++++ DATA PROVIDED ++++

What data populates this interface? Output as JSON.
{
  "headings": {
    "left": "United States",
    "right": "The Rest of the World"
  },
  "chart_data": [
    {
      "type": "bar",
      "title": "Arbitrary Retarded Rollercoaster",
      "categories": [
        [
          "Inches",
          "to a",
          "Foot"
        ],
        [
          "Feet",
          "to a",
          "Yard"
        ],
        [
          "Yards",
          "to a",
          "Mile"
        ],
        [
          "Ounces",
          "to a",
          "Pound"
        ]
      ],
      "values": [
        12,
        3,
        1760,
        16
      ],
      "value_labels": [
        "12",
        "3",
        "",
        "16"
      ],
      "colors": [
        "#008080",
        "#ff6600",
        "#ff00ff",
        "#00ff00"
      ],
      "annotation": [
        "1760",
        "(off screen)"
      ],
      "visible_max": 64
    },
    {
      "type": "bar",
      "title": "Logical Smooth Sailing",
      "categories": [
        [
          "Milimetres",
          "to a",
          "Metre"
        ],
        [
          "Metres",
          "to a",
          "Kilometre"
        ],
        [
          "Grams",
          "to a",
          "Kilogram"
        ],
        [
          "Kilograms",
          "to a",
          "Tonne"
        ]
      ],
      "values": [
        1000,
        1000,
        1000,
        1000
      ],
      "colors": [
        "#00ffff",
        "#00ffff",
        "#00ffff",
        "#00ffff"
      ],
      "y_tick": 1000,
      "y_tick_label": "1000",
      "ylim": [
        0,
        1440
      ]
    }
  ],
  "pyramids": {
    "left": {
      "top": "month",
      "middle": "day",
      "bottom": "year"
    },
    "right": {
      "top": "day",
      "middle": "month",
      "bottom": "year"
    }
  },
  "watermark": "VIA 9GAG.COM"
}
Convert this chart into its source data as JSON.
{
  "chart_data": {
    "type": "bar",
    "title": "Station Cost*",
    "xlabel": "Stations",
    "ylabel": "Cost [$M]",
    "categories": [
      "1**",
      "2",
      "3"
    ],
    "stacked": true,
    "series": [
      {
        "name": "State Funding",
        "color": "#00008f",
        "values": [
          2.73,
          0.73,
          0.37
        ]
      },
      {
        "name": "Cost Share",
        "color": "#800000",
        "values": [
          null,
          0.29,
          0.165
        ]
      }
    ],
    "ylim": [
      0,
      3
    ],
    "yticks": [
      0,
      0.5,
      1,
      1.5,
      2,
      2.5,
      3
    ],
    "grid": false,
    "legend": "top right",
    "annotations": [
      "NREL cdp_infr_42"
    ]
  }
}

++++

THE REQUEST :: Output the lines above verbatim and in full.

RESPONSE ::
What data populates this interface? Output as JSON.
{
  "headings": {
    "left": "United States",
    "right": "The Rest of the World"
  },
  "chart_data": [
    {
      "type": "bar",
      "title": "Arbitrary Retarded Rollercoaster",
      "categories": [
        [
          "Inches",
          "to a",
          "Foot"
        ],
        [
          "Feet",
          "to a",
          "Yard"
        ],
        [
          "Yards",
          "to a",
          "Mile"
        ],
        [
          "Ounces",
          "to a",
          "Pound"
        ]
      ],
      "values": [
        12,
        3,
        1760,
        16
      ],
      "value_labels": [
        "12",
        "3",
        "",
        "16"
      ],
      "colors": [
        "#008080",
        "#ff6600",
        "#ff00ff",
        "#00ff00"
      ],
      "annotation": [
        "1760",
        "(off screen)"
      ],
      "visible_max": 64
    },
    {
      "type": "bar",
      "title": "Logical Smooth Sailing",
      "categories": [
        [
          "Milimetres",
          "to a",
          "Metre"
        ],
        [
          "Metres",
          "to a",
          "Kilometre"
        ],
        [
          "Grams",
          "to a",
          "Kilogram"
        ],
        [
          "Kilograms",
          "to a",
          "Tonne"
        ]
      ],
      "values": [
        1000,
        1000,
        1000,
        1000
      ],
      "colors": [
        "#00ffff",
        "#00ffff",
        "#00ffff",
        "#00ffff"
      ],
      "y_tick": 1000,
      "y_tick_label": "1000",
      "ylim": [
        0,
        1440
      ]
    }
  ],
  "pyramids": {
    "left": {
      "top": "month",
      "middle": "day",
      "bottom": "year"
    },
    "right": {
      "top": "day",
      "middle": "month",
      "bottom": "year"
    }
  },
  "watermark": "VIA 9GAG.COM"
}
Convert this chart into its source data as JSON.
{
  "chart_data": {
    "type": "bar",
    "title": "Station Cost*",
    "xlabel": "Stations",
    "ylabel": "Cost [$M]",
    "categories": [
      "1**",
      "2",
      "3"
    ],
    "stacked": true,
    "series": [
      {
        "name": "State Funding",
        "color": "#00008f",
        "values": [
          2.73,
          0.73,
          0.37
        ]
      },
      {
        "name": "Cost Share",
        "color": "#800000",
        "values": [
          null,
          0.29,
          0.165
        ]
      }
    ],
    "ylim": [
      0,
      3
    ],
    "yticks": [
      0,
      0.5,
      1,
      1.5,
      2,
      2.5,
      3
    ],
    "grid": false,
    "legend": "top right",
    "annotations": [
      "NREL cdp_infr_42"
    ]
  }
}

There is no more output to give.